§ **EXTRACTED ENTRIES**:
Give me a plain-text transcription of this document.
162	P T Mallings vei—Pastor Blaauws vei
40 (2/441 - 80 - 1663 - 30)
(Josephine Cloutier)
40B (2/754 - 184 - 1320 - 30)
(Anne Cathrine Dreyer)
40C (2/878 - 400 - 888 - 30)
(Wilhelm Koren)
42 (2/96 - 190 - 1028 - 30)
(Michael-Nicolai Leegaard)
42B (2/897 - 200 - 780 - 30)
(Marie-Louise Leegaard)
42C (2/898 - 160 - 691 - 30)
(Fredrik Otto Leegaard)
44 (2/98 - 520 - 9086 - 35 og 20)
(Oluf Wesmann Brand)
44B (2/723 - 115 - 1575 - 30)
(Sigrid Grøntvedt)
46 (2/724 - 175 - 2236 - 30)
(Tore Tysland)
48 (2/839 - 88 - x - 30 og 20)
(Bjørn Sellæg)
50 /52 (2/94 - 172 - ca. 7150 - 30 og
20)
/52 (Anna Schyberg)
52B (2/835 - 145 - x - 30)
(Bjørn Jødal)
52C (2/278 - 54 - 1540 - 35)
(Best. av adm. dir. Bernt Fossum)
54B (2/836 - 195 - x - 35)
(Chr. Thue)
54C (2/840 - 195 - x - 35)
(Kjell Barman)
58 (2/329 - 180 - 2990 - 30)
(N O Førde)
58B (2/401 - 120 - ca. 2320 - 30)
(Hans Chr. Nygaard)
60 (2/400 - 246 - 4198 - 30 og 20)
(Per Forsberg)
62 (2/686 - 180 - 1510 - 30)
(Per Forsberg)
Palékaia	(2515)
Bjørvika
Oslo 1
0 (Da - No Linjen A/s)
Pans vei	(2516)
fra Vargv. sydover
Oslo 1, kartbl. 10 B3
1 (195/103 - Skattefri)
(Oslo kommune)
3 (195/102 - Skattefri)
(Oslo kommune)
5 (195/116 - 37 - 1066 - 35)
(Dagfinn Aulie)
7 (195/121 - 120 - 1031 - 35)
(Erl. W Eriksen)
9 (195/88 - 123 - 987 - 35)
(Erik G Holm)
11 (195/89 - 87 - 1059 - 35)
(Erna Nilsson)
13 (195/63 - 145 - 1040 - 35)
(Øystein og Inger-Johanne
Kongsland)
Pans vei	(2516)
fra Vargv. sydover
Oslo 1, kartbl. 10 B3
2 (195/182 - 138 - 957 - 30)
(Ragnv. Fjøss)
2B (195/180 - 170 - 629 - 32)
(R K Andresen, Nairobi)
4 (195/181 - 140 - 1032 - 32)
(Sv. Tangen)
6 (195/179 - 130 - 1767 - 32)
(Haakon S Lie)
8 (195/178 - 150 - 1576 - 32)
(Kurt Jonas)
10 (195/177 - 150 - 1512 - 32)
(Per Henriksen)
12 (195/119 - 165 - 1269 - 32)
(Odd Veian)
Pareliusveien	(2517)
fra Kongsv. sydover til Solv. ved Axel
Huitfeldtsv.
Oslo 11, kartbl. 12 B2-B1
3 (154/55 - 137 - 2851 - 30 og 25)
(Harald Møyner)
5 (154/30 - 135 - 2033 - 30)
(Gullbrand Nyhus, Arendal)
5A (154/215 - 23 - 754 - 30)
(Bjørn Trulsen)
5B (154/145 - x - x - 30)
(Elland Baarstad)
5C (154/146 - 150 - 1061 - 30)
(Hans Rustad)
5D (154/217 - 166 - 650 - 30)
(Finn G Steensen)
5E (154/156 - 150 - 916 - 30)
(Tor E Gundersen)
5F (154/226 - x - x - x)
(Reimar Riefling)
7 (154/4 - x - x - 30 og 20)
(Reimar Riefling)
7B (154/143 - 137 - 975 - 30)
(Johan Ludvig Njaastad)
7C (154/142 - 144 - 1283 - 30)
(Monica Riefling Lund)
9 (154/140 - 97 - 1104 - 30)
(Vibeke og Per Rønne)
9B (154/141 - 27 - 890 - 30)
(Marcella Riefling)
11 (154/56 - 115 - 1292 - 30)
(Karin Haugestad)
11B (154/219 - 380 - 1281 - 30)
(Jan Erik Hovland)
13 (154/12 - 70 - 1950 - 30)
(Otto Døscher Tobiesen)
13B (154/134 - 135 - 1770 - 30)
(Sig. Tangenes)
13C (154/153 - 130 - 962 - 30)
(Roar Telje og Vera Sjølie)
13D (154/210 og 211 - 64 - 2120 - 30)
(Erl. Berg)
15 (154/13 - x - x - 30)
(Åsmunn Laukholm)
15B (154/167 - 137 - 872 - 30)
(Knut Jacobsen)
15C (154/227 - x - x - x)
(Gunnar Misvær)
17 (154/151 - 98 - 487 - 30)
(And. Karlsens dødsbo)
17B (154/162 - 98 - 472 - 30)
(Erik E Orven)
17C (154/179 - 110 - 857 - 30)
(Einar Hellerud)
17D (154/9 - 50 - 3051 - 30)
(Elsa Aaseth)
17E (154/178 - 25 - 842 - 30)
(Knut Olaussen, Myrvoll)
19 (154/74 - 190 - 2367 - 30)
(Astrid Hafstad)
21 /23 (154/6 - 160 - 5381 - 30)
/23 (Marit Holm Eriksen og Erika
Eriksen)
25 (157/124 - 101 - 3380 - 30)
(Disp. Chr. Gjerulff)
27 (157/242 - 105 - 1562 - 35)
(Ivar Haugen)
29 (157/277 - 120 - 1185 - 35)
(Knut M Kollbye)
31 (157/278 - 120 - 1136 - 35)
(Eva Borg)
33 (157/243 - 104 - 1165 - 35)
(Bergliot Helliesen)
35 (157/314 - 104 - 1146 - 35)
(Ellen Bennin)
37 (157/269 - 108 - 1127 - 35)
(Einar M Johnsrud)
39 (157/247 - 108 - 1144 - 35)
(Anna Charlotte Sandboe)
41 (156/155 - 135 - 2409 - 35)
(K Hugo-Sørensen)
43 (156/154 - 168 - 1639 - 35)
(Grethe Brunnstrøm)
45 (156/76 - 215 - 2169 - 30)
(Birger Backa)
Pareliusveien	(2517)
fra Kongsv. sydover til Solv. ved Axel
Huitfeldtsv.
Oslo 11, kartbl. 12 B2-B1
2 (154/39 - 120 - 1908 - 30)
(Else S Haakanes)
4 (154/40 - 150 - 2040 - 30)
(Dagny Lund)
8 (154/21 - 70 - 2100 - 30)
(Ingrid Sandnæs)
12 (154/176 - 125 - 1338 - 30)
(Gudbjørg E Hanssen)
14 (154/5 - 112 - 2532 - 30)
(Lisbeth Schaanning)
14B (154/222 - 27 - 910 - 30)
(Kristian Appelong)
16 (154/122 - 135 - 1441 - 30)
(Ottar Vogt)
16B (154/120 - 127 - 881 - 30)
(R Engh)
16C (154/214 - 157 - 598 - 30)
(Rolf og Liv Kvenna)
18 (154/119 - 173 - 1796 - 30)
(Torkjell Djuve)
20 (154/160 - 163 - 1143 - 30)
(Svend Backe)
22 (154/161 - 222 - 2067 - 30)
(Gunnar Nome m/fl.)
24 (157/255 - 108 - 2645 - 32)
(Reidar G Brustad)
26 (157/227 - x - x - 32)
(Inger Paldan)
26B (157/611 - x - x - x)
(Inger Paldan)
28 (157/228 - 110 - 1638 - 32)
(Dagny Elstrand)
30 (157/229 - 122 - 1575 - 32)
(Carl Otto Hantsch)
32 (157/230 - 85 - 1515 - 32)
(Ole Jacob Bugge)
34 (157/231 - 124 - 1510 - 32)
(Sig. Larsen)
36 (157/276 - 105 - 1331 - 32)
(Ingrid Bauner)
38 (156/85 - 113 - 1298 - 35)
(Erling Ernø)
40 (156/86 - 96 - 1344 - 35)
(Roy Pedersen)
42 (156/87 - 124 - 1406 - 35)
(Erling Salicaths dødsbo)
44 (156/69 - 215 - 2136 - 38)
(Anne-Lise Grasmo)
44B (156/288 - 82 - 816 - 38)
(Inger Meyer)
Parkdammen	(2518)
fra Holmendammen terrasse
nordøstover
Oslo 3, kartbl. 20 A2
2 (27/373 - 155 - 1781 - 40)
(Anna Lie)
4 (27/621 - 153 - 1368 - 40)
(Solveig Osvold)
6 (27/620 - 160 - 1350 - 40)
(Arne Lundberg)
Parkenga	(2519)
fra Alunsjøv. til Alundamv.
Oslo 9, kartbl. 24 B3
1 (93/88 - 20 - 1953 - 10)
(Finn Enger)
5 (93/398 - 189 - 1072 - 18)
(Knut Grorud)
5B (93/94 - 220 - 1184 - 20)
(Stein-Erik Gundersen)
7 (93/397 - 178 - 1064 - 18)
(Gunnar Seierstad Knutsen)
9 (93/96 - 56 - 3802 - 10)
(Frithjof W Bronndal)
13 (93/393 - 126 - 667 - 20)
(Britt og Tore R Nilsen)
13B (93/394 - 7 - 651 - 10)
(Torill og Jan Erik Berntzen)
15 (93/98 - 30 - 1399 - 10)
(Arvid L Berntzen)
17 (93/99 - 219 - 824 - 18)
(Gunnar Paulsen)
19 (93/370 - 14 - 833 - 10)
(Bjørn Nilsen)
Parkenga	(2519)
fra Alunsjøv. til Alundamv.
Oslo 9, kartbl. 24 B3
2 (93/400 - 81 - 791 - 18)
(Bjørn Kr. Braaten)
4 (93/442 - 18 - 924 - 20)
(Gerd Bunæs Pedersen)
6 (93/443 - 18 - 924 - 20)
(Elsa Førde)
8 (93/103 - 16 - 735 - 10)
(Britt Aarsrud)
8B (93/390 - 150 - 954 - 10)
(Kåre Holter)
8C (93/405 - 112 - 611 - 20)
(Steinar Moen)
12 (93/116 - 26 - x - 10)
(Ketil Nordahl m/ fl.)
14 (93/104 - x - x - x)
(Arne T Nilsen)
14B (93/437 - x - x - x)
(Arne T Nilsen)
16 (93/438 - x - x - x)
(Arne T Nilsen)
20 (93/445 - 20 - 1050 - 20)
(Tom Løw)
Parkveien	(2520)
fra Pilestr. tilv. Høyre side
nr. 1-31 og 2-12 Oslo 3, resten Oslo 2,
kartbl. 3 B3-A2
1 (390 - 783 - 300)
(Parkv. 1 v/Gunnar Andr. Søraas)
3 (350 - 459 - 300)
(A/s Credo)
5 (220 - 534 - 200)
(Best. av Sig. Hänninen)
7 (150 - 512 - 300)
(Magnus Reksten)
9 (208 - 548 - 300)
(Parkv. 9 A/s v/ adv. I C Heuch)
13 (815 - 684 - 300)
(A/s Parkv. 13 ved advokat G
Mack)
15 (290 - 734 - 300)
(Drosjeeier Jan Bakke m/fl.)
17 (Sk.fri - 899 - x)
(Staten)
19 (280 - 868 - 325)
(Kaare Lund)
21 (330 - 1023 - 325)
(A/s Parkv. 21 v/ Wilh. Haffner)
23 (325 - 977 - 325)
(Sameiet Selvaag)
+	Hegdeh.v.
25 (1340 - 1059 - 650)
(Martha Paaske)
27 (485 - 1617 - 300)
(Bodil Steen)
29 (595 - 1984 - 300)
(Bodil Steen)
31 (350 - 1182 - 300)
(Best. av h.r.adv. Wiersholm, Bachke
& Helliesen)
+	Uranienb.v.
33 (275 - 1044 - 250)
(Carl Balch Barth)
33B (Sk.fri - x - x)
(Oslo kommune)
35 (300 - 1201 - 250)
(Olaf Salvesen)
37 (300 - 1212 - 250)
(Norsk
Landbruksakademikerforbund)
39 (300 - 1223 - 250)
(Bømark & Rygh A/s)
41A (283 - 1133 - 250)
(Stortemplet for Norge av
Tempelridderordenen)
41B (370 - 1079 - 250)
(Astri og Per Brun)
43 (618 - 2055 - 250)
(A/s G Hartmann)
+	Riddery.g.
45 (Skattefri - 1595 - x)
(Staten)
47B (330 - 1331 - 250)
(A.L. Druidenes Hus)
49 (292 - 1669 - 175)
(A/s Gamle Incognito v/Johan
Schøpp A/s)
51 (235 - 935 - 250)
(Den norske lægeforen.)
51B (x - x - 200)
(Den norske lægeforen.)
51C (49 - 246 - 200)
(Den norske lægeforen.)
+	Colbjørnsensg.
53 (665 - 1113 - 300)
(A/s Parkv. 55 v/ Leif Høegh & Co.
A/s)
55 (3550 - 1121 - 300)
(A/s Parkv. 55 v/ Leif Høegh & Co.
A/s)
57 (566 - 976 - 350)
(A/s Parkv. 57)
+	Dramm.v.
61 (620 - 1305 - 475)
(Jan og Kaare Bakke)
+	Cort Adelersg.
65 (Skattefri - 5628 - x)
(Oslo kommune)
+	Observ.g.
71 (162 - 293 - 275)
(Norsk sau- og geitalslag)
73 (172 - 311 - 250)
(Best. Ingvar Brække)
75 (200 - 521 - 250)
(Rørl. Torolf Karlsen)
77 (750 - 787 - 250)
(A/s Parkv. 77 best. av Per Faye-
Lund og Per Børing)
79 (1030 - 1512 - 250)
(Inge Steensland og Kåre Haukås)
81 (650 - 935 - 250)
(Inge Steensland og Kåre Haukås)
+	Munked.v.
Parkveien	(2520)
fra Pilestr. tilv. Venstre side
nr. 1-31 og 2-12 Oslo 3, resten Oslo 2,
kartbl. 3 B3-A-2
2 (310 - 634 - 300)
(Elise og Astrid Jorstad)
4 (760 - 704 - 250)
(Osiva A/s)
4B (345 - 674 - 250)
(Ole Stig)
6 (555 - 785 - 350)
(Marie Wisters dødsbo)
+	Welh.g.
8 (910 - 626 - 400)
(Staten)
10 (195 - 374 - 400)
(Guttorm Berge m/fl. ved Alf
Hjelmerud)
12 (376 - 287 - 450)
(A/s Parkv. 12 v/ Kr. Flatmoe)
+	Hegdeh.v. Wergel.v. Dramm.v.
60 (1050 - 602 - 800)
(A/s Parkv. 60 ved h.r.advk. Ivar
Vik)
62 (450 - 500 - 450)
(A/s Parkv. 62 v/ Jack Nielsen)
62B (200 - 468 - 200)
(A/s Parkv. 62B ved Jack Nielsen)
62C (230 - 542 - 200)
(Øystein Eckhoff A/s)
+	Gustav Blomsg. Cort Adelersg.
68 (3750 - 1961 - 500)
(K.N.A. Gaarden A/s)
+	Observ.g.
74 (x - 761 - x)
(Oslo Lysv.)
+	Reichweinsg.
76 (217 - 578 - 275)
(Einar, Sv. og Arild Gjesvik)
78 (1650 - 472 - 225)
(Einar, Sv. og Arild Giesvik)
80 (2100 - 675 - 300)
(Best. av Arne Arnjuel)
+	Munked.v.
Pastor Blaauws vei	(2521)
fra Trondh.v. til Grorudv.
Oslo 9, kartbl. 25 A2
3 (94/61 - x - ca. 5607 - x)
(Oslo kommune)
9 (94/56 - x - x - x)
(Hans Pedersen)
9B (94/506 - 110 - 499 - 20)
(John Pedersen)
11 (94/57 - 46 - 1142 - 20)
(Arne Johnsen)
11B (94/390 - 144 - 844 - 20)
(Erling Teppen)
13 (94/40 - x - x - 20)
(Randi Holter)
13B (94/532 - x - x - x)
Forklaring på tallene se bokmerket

§ **WORK INSTRUCTION**:
Copy each line of the data above that holds "Leegaard".

§ **ANSWER SPACE**:
(Michael-Nicolai Leegaard)
(Marie-Louise Leegaard)
(Fredrik Otto Leegaard)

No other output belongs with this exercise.